• Information supplied:
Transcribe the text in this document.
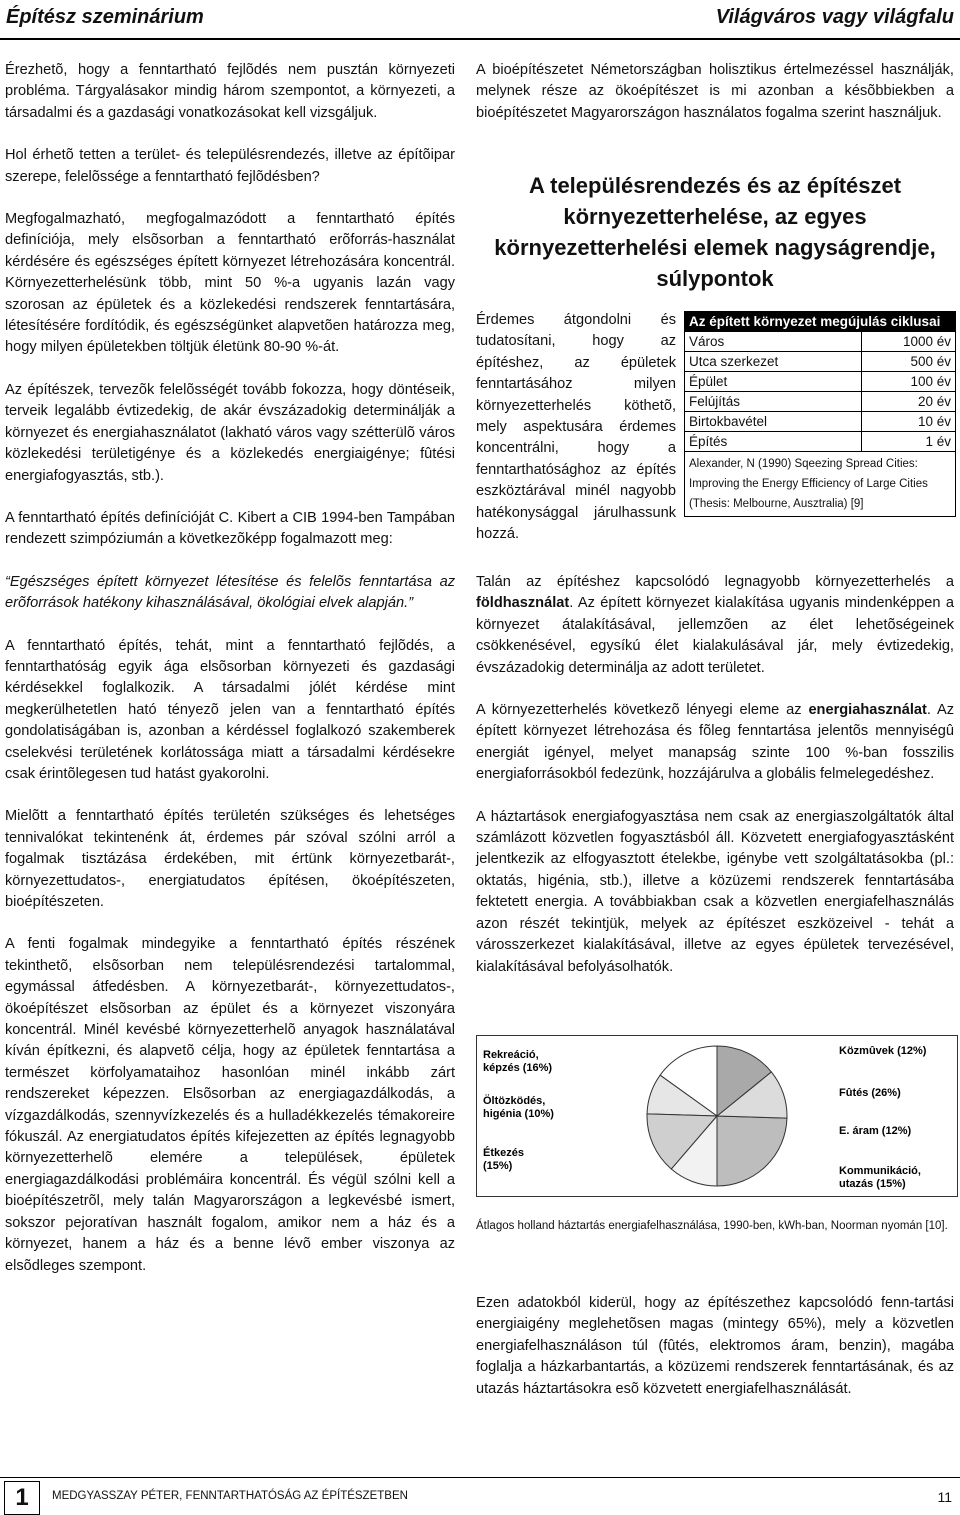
Építész szeminárium	Világváros vagy világfalu

Érezhetõ, hogy a fenntartható fejlõdés nem pusztán környezeti probléma. Tárgyalásakor mindig három szempontot, a környezeti, a társadalmi és a gazdasági vonatkozásokat kell vizsgáljuk.

Hol érhetõ tetten a terület- és településrendezés, illetve az építõipar szerepe, felelõssége a fenntartható fejlõdésben?

Megfogalmazható, megfogalmazódott a fenntartható építés definíciója, mely elsõsorban a fenntartható erõforrás-használat kérdésére és egészséges épített környezet létrehozására koncentrál. Környezetterhelésünk több, mint 50 %-a ugyanis lazán vagy szorosan az épületek és a közlekedési rendszerek fenntartására, létesítésére fordítódik, és egészségünket alapvetõen határozza meg, hogy milyen épületekben töltjük életünk 80-90 %-át.

Az építészek, tervezõk felelõsségét tovább fokozza, hogy döntéseik, terveik legalább évtizedekig, de akár évszázadokig determinálják a környezet és energiahasználatot (lakható város vagy szétterülõ város közlekedési területigénye és a közlekedés energiaigénye; fûtési energiafogyasztás, stb.).

A fenntartható építés definícióját C. Kibert a CIB 1994-ben Tampában rendezett szimpóziumán a következõképp fogalmazott meg:

“Egészséges épített környezet létesítése és felelõs fenntartása az erõforrások hatékony kihasználásával, ökológiai elvek alapján.”

A fenntartható építés, tehát, mint a fenntartható fejlõdés, a fenntarthatóság egyik ága elsõsorban környezeti és gazdasági kérdésekkel foglalkozik. A társadalmi jólét kérdése mint megkerülhetetlen ható tényezõ jelen van a fenntartható építés gondolatiságában is, azonban a kérdéssel foglalkozó szakemberek cselekvési területének korlátossága miatt a társadalmi kérdésekre csak érintõlegesen tud hatást gyakorolni.

Mielõtt a fenntartható építés területén szükséges és lehetséges tennivalókat tekintenénk át, érdemes pár szóval szólni arról a fogalmak tisztázása érdekében, mit értünk környezetbarát-, környezettudatos-, energiatudatos építésen, ökoépítészeten, bioépítészeten.

A fenti fogalmak mindegyike a fenntartható építés részének tekinthetõ, elsõsorban nem településrendezési tartalommal, egymással átfedésben. A környezetbarát-, környezettudatos-, ökoépítészet elsõsorban az épület és a környezet viszonyára koncentrál. Minél kevésbé környezetterhelõ anyagok használatával kíván építkezni, és alapvetõ célja, hogy az épületek fenntartása a természet körfolyamataihoz hasonlóan minél inkább zárt rendszereket képezzen. Elsõsorban az energiagazdálkodás, a vízgazdálkodás, szennyvízkezelés és a hulladékkezelés témakoreire fókuszál. Az energiatudatos építés kifejezetten az építés legnagyobb környezetterhelõ elemére a települések, épületek energiagazdálkodási problémáira koncentrál. És végül szólni kell a bioépítészetrõl, mely talán Magyarországon a legkevésbé ismert, sokszor pejoratívan használt fogalom, amikor nem a ház és a környezet, hanem a ház és a benne lévõ ember viszonya az elsõdleges szempont.

A bioépítészetet Németországban holisztikus értelmezéssel használják, melynek része az ökoépítészet is mi azonban a késõbbiekben a bioépítészetet Magyarországon használatos fogalma szerint használjuk.

A településrendezés és az építészet környezetterhelése, az egyes környezetterhelési elemek nagyságrendje, súlypontok
Érdemes átgondolni és tudatosítani, hogy az építéshez, az épületek fenntartásához milyen környezetterhelés köthetõ, mely aspektusára érdemes koncentrálni, hogy a fenntarthatósághoz az építés eszköztárával minél nagyobb hatékonysággal járulhassunk hozzá.
Az épített környezet megújulás ciklusai	
Város	1000 év
Utca szerkezet	500 év
Épület	100 év
Felújítás	20 év
Birtokbavétel	10 év
Építés	1 év
Alexander, N (1990) Sqeezing Spread Cities: Improving the Energy Efficiency of Large Cities (Thesis: Melbourne, Ausztralia) [9]	

Talán az építéshez kapcsolódó legnagyobb környezetterhelés a földhasználat. Az épített környezet kialakítása ugyanis mindenképpen a környezet átalakításával, jellemzõen az élet lehetõségeinek csökkenésével, egysíkú élet kialakulásával jár, mely évtizedekig, évszázadokig determinálja az adott területet.

A környezetterhelés következõ lényegi eleme az energiahasználat. Az épített környezet létrehozása és fõleg fenntartása jelentõs mennyiségû energiát igényel, melyet manapság szinte 100 %-ban fosszilis energiaforrásokból fedezünk, hozzájárulva a globális felmelegedéshez.

A háztartások energiafogyasztása nem csak az energiaszolgáltatók által számlázott közvetlen fogyasztásból áll. Közvetett energiafogyasztásként jelentkezik az elfogyasztott ételekbe, igénybe vett szolgáltatásokba (pl.: oktatás, higénia, stb.), illetve a közüzemi rendszerek fenntartásába fektetett energia. A továbbiakban csak a közvetlen energiafelhasználás azon részét tekintjük, melyek az építészet eszközeivel - tehát a városszerkezet kialakításával, illetve az egyes épületek tervezésével, kialakításával befolyásolhatók.

Rekreáció, képzés (16%)
Öltözködés, higénia (10%)
Étkezés (15%)
Közmûvek (12%)
Fûtés (26%)
E. áram (12%)
Kommunikáció, utazás (15%)
Átlagos holland háztartás energiafelhasználása, 1990-ben, kWh-ban, Noorman nyomán [10].

Ezen adatokból kiderül, hogy az építészethez kapcsolódó fenn-tartási energiaigény meglehetõsen magas (mintegy 65%), mely a közvetlen energiafelhasználáson túl (fûtés, elektromos áram, benzin), magába foglalja a házkarbantartás, a közüzemi rendszerek fenntartásának, és az utazás háztartásokra esõ közvetett energiafelhasználását.

1	MEDGYASSZAY PÉTER, FENNTARTHATÓSÁG AZ ÉPÍTÉSZETBEN	11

• Short exercise: Repeat each record exactly, with the pictures left out.

• The response:
Transcribe the text in this document.
Építész szeminárium	Világváros vagy világfalu

Érezhetõ, hogy a fenntartható fejlõdés nem pusztán környezeti probléma. Tárgyalásakor mindig három szempontot, a környezeti, a társadalmi és a gazdasági vonatkozásokat kell vizsgáljuk.

Hol érhetõ tetten a terület- és településrendezés, illetve az építõipar szerepe, felelõssége a fenntartható fejlõdésben?

Megfogalmazható, megfogalmazódott a fenntartható építés definíciója, mely elsõsorban a fenntartható erõforrás-használat kérdésére és egészséges épített környezet létrehozására koncentrál. Környezetterhelésünk több, mint 50 %-a ugyanis lazán vagy szorosan az épületek és a közlekedési rendszerek fenntartására, létesítésére fordítódik, és egészségünket alapvetõen határozza meg, hogy milyen épületekben töltjük életünk 80-90 %-át.

Az építészek, tervezõk felelõsségét tovább fokozza, hogy döntéseik, terveik legalább évtizedekig, de akár évszázadokig determinálják a környezet és energiahasználatot (lakható város vagy szétterülõ város közlekedési területigénye és a közlekedés energiaigénye; fûtési energiafogyasztás, stb.).

A fenntartható építés definícióját C. Kibert a CIB 1994-ben Tampában rendezett szimpóziumán a következõképp fogalmazott meg:

“Egészséges épített környezet létesítése és felelõs fenntartása az erõforrások hatékony kihasználásával, ökológiai elvek alapján.”

A fenntartható építés, tehát, mint a fenntartható fejlõdés, a fenntarthatóság egyik ága elsõsorban környezeti és gazdasági kérdésekkel foglalkozik. A társadalmi jólét kérdése mint megkerülhetetlen ható tényezõ jelen van a fenntartható építés gondolatiságában is, azonban a kérdéssel foglalkozó szakemberek cselekvési területének korlátossága miatt a társadalmi kérdésekre csak érintõlegesen tud hatást gyakorolni.

Mielõtt a fenntartható építés területén szükséges és lehetséges tennivalókat tekintenénk át, érdemes pár szóval szólni arról a fogalmak tisztázása érdekében, mit értünk környezetbarát-, környezettudatos-, energiatudatos építésen, ökoépítészeten, bioépítészeten.

A fenti fogalmak mindegyike a fenntartható építés részének tekinthetõ, elsõsorban nem településrendezési tartalommal, egymással átfedésben. A környezetbarát-, környezettudatos-, ökoépítészet elsõsorban az épület és a környezet viszonyára koncentrál. Minél kevésbé környezetterhelõ anyagok használatával kíván építkezni, és alapvetõ célja, hogy az épületek fenntartása a természet körfolyamataihoz hasonlóan minél inkább zárt rendszereket képezzen. Elsõsorban az energiagazdálkodás, a vízgazdálkodás, szennyvízkezelés és a hulladékkezelés témakoreire fókuszál. Az energiatudatos építés kifejezetten az építés legnagyobb környezetterhelõ elemére a települések, épületek energiagazdálkodási problémáira koncentrál. És végül szólni kell a bioépítészetrõl, mely talán Magyarországon a legkevésbé ismert, sokszor pejoratívan használt fogalom, amikor nem a ház és a környezet, hanem a ház és a benne lévõ ember viszonya az elsõdleges szempont.

A bioépítészetet Németországban holisztikus értelmezéssel használják, melynek része az ökoépítészet is mi azonban a késõbbiekben a bioépítészetet Magyarországon használatos fogalma szerint használjuk.

A településrendezés és az építészet környezetterhelése, az egyes környezetterhelési elemek nagyságrendje, súlypontok
Érdemes átgondolni és tudatosítani, hogy az építéshez, az épületek fenntartásához milyen környezetterhelés köthetõ, mely aspektusára érdemes koncentrálni, hogy a fenntarthatósághoz az építés eszköztárával minél nagyobb hatékonysággal járulhassunk hozzá.
Az épített környezet megújulás ciklusai	
Város	1000 év
Utca szerkezet	500 év
Épület	100 év
Felújítás	20 év
Birtokbavétel	10 év
Építés	1 év
Alexander, N (1990) Sqeezing Spread Cities: Improving the Energy Efficiency of Large Cities (Thesis: Melbourne, Ausztralia) [9]	

Talán az építéshez kapcsolódó legnagyobb környezetterhelés a földhasználat. Az épített környezet kialakítása ugyanis mindenképpen a környezet átalakításával, jellemzõen az élet lehetõségeinek csökkenésével, egysíkú élet kialakulásával jár, mely évtizedekig, évszázadokig determinálja az adott területet.

A környezetterhelés következõ lényegi eleme az energiahasználat. Az épített környezet létrehozása és fõleg fenntartása jelentõs mennyiségû energiát igényel, melyet manapság szinte 100 %-ban fosszilis energiaforrásokból fedezünk, hozzájárulva a globális felmelegedéshez.

A háztartások energiafogyasztása nem csak az energiaszolgáltatók által számlázott közvetlen fogyasztásból áll. Közvetett energiafogyasztásként jelentkezik az elfogyasztott ételekbe, igénybe vett szolgáltatásokba (pl.: oktatás, higénia, stb.), illetve a közüzemi rendszerek fenntartásába fektetett energia. A továbbiakban csak a közvetlen energiafelhasználás azon részét tekintjük, melyek az építészet eszközeivel - tehát a városszerkezet kialakításával, illetve az egyes épületek tervezésével, kialakításával befolyásolhatók.

Rekreáció, képzés (16%)
Öltözködés, higénia (10%)
Étkezés (15%)
Közmûvek (12%)
Fûtés (26%)
E. áram (12%)
Kommunikáció, utazás (15%)
Átlagos holland háztartás energiafelhasználása, 1990-ben, kWh-ban, Noorman nyomán [10].

Ezen adatokból kiderül, hogy az építészethez kapcsolódó fenn-tartási energiaigény meglehetõsen magas (mintegy 65%), mely a közvetlen energiafelhasználáson túl (fûtés, elektromos áram, benzin), magába foglalja a házkarbantartás, a közüzemi rendszerek fenntartásának, és az utazás háztartásokra esõ közvetett energiafelhasználását.

1	MEDGYASSZAY PÉTER, FENNTARTHATÓSÁG AZ ÉPÍTÉSZETBEN	11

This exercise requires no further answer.